PROBLEM REQUIREMENTS:
Provide the data again in its entirety, exactly as given.

==== EXCERPTED DATA

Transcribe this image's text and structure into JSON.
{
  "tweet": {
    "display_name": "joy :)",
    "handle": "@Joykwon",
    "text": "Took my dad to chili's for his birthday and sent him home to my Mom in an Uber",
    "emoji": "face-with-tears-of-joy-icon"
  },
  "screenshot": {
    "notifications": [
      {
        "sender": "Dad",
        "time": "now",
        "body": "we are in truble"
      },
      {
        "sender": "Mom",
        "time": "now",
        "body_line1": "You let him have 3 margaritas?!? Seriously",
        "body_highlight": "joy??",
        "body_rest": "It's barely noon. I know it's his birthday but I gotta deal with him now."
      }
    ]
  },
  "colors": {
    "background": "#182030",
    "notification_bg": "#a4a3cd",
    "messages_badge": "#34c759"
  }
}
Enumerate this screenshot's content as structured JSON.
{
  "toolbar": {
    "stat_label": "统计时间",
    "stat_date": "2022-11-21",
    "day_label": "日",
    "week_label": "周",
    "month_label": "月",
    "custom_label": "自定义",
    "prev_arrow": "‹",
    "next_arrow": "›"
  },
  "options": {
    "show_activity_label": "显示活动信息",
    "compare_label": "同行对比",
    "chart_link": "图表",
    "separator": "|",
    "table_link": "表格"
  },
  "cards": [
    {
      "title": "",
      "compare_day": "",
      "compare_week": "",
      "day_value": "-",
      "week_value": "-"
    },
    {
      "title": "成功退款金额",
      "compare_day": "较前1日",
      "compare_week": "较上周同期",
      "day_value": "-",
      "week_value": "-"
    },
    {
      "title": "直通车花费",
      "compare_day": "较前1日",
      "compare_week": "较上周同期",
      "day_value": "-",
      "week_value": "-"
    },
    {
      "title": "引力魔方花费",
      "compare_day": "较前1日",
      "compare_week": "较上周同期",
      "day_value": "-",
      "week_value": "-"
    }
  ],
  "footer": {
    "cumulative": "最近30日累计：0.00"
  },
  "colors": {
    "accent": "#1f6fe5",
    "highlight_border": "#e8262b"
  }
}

========

SOLUTION TO THIS PROBLEM:
Transcribe this image's text and structure into JSON.
{
  "tweet": {
    "display_name": "joy :)",
    "handle": "@Joykwon",
    "text": "Took my dad to chili's for his birthday and sent him home to my Mom in an Uber",
    "emoji": "face-with-tears-of-joy-icon"
  },
  "screenshot": {
    "notifications": [
      {
        "sender": "Dad",
        "time": "now",
        "body": "we are in truble"
      },
      {
        "sender": "Mom",
        "time": "now",
        "body_line1": "You let him have 3 margaritas?!? Seriously",
        "body_highlight": "joy??",
        "body_rest": "It's barely noon. I know it's his birthday but I gotta deal with him now."
      }
    ]
  },
  "colors": {
    "background": "#182030",
    "notification_bg": "#a4a3cd",
    "messages_badge": "#34c759"
  }
}
Enumerate this screenshot's content as structured JSON.
{
  "toolbar": {
    "stat_label": "统计时间",
    "stat_date": "2022-11-21",
    "day_label": "日",
    "week_label": "周",
    "month_label": "月",
    "custom_label": "自定义",
    "prev_arrow": "‹",
    "next_arrow": "›"
  },
  "options": {
    "show_activity_label": "显示活动信息",
    "compare_label": "同行对比",
    "chart_link": "图表",
    "separator": "|",
    "table_link": "表格"
  },
  "cards": [
    {
      "title": "",
      "compare_day": "",
      "compare_week": "",
      "day_value": "-",
      "week_value": "-"
    },
    {
      "title": "成功退款金额",
      "compare_day": "较前1日",
      "compare_week": "较上周同期",
      "day_value": "-",
      "week_value": "-"
    },
    {
      "title": "直通车花费",
      "compare_day": "较前1日",
      "compare_week": "较上周同期",
      "day_value": "-",
      "week_value": "-"
    },
    {
      "title": "引力魔方花费",
      "compare_day": "较前1日",
      "compare_week": "较上周同期",
      "day_value": "-",
      "week_value": "-"
    }
  ],
  "footer": {
    "cumulative": "最近30日累计：0.00"
  },
  "colors": {
    "accent": "#1f6fe5",
    "highlight_border": "#e8262b"
  }
}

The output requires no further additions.